--- Required work ---
Copy all of the material exactly. Pictures are not to appear in the copy.
═════ Provided information ═════
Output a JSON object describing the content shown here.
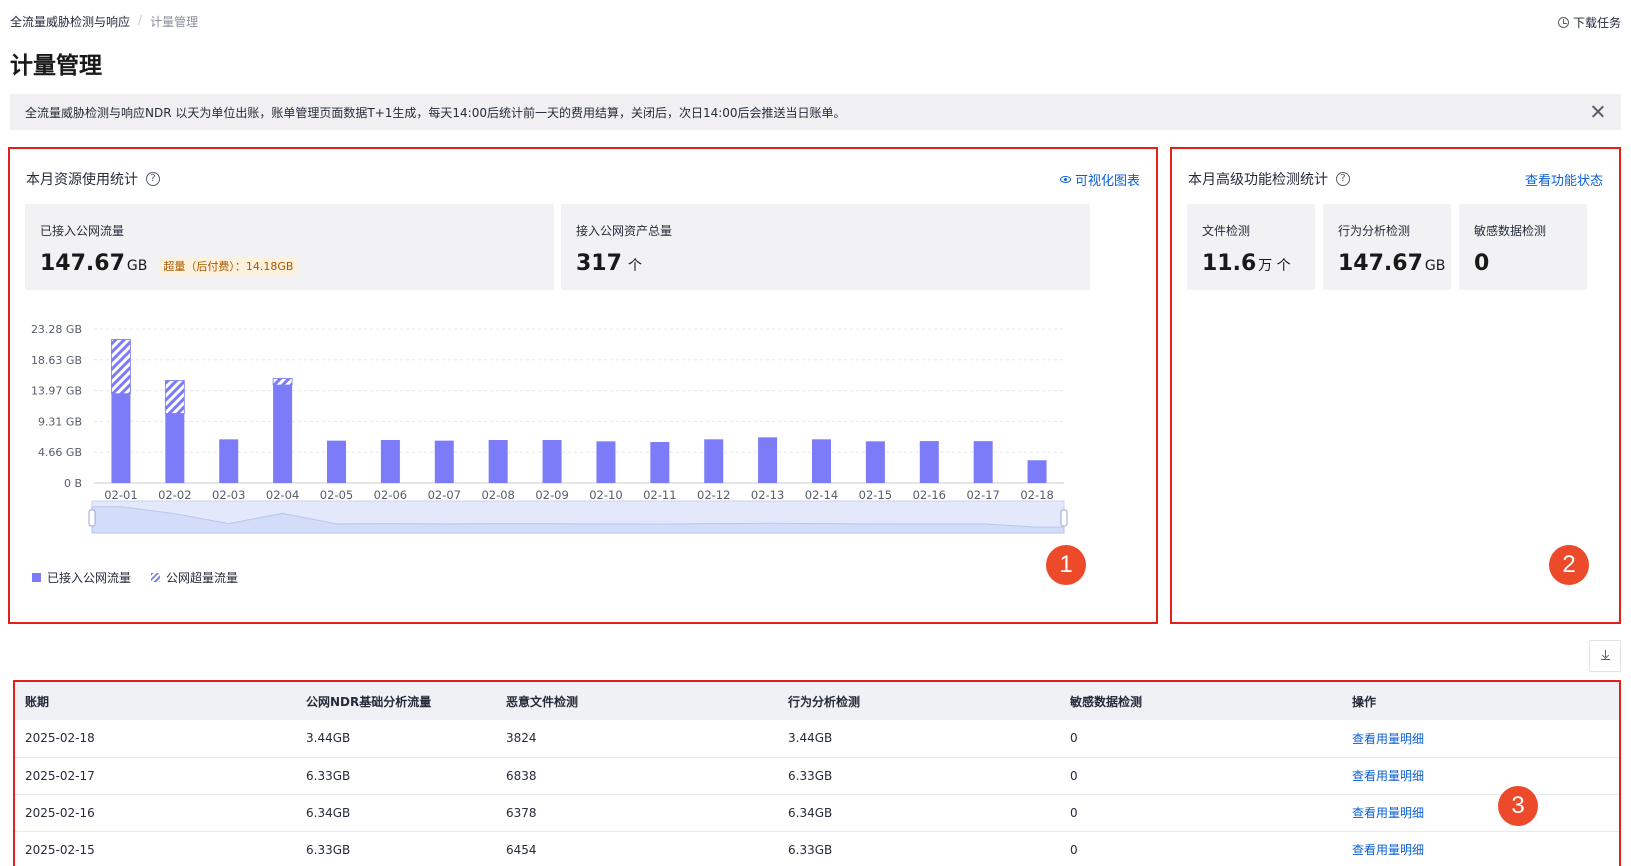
{
  "breadcrumb": {
    "parent": "全流量威胁检测与响应",
    "separator": "/",
    "current": "计量管理"
  },
  "header": {
    "download_tasks": "下载任务",
    "title": "计量管理"
  },
  "notice": {
    "text": "全流量威胁检测与响应NDR 以天为单位出账，账单管理页面数据T+1生成，每天14:00后统计前一天的费用结算，关闭后，次日14:00后会推送当日账单。"
  },
  "resource_panel": {
    "title": "本月资源使用统计",
    "visual_link": "可视化图表",
    "badge": "1",
    "cards": [
      {
        "label": "已接入公网流量",
        "value": "147.67",
        "unit": "GB",
        "overage": "超量（后付费）：14.18GB"
      },
      {
        "label": "接入公网资产总量",
        "value": "317",
        "unit": "个"
      }
    ]
  },
  "advanced_panel": {
    "title": "本月高级功能检测统计",
    "status_link": "查看功能状态",
    "badge": "2",
    "cards": [
      {
        "label": "文件检测",
        "value": "11.6",
        "unit": "万 个"
      },
      {
        "label": "行为分析检测",
        "value": "147.67",
        "unit": "GB"
      },
      {
        "label": "敏感数据检测",
        "value": "0",
        "unit": ""
      }
    ]
  },
  "chart_data": {
    "type": "bar",
    "stacked": true,
    "categories": [
      "02-01",
      "02-02",
      "02-03",
      "02-04",
      "02-05",
      "02-06",
      "02-07",
      "02-08",
      "02-09",
      "02-10",
      "02-11",
      "02-12",
      "02-13",
      "02-14",
      "02-15",
      "02-16",
      "02-17",
      "02-18"
    ],
    "series": [
      {
        "name": "已接入公网流量",
        "values": [
          13.5,
          10.5,
          6.6,
          14.8,
          6.4,
          6.5,
          6.4,
          6.5,
          6.5,
          6.3,
          6.2,
          6.6,
          6.9,
          6.6,
          6.3,
          6.34,
          6.33,
          3.44
        ]
      },
      {
        "name": "公网超量流量",
        "values": [
          8.2,
          5.0,
          0,
          1.0,
          0,
          0,
          0,
          0,
          0,
          0,
          0,
          0,
          0,
          0,
          0,
          0,
          0,
          0
        ]
      }
    ],
    "y_ticks": [
      "0 B",
      "4.66 GB",
      "9.31 GB",
      "13.97 GB",
      "18.63 GB",
      "23.28 GB"
    ],
    "ylim": [
      0,
      23.28
    ],
    "grid": "horizontal-dashed",
    "legend_position": "bottom-left",
    "colors": {
      "primary": "#7c7cf8"
    }
  },
  "table": {
    "badge": "3",
    "columns": [
      "账期",
      "公网NDR基础分析流量",
      "恶意文件检测",
      "行为分析检测",
      "敏感数据检测",
      "操作"
    ],
    "rows": [
      {
        "date": "2025-02-18",
        "ndr": "3.44GB",
        "malware": "3824",
        "behavior": "3.44GB",
        "sensitive": "0",
        "action": "查看用量明细"
      },
      {
        "date": "2025-02-17",
        "ndr": "6.33GB",
        "malware": "6838",
        "behavior": "6.33GB",
        "sensitive": "0",
        "action": "查看用量明细"
      },
      {
        "date": "2025-02-16",
        "ndr": "6.34GB",
        "malware": "6378",
        "behavior": "6.34GB",
        "sensitive": "0",
        "action": "查看用量明细"
      },
      {
        "date": "2025-02-15",
        "ndr": "6.33GB",
        "malware": "6454",
        "behavior": "6.33GB",
        "sensitive": "0",
        "action": "查看用量明细"
      }
    ]
  }
}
═════
--- Result of the task ---
Output a JSON object describing the content shown here.
{
  "breadcrumb": {
    "parent": "全流量威胁检测与响应",
    "separator": "/",
    "current": "计量管理"
  },
  "header": {
    "download_tasks": "下载任务",
    "title": "计量管理"
  },
  "notice": {
    "text": "全流量威胁检测与响应NDR 以天为单位出账，账单管理页面数据T+1生成，每天14:00后统计前一天的费用结算，关闭后，次日14:00后会推送当日账单。"
  },
  "resource_panel": {
    "title": "本月资源使用统计",
    "visual_link": "可视化图表",
    "badge": "1",
    "cards": [
      {
        "label": "已接入公网流量",
        "value": "147.67",
        "unit": "GB",
        "overage": "超量（后付费）：14.18GB"
      },
      {
        "label": "接入公网资产总量",
        "value": "317",
        "unit": "个"
      }
    ]
  },
  "advanced_panel": {
    "title": "本月高级功能检测统计",
    "status_link": "查看功能状态",
    "badge": "2",
    "cards": [
      {
        "label": "文件检测",
        "value": "11.6",
        "unit": "万 个"
      },
      {
        "label": "行为分析检测",
        "value": "147.67",
        "unit": "GB"
      },
      {
        "label": "敏感数据检测",
        "value": "0",
        "unit": ""
      }
    ]
  },
  "chart_data": {
    "type": "bar",
    "stacked": true,
    "categories": [
      "02-01",
      "02-02",
      "02-03",
      "02-04",
      "02-05",
      "02-06",
      "02-07",
      "02-08",
      "02-09",
      "02-10",
      "02-11",
      "02-12",
      "02-13",
      "02-14",
      "02-15",
      "02-16",
      "02-17",
      "02-18"
    ],
    "series": [
      {
        "name": "已接入公网流量",
        "values": [
          13.5,
          10.5,
          6.6,
          14.8,
          6.4,
          6.5,
          6.4,
          6.5,
          6.5,
          6.3,
          6.2,
          6.6,
          6.9,
          6.6,
          6.3,
          6.34,
          6.33,
          3.44
        ]
      },
      {
        "name": "公网超量流量",
        "values": [
          8.2,
          5.0,
          0,
          1.0,
          0,
          0,
          0,
          0,
          0,
          0,
          0,
          0,
          0,
          0,
          0,
          0,
          0,
          0
        ]
      }
    ],
    "y_ticks": [
      "0 B",
      "4.66 GB",
      "9.31 GB",
      "13.97 GB",
      "18.63 GB",
      "23.28 GB"
    ],
    "ylim": [
      0,
      23.28
    ],
    "grid": "horizontal-dashed",
    "legend_position": "bottom-left",
    "colors": {
      "primary": "#7c7cf8"
    }
  },
  "table": {
    "badge": "3",
    "columns": [
      "账期",
      "公网NDR基础分析流量",
      "恶意文件检测",
      "行为分析检测",
      "敏感数据检测",
      "操作"
    ],
    "rows": [
      {
        "date": "2025-02-18",
        "ndr": "3.44GB",
        "malware": "3824",
        "behavior": "3.44GB",
        "sensitive": "0",
        "action": "查看用量明细"
      },
      {
        "date": "2025-02-17",
        "ndr": "6.33GB",
        "malware": "6838",
        "behavior": "6.33GB",
        "sensitive": "0",
        "action": "查看用量明细"
      },
      {
        "date": "2025-02-16",
        "ndr": "6.34GB",
        "malware": "6378",
        "behavior": "6.34GB",
        "sensitive": "0",
        "action": "查看用量明细"
      },
      {
        "date": "2025-02-15",
        "ndr": "6.33GB",
        "malware": "6454",
        "behavior": "6.33GB",
        "sensitive": "0",
        "action": "查看用量明细"
      }
    ]
  }
}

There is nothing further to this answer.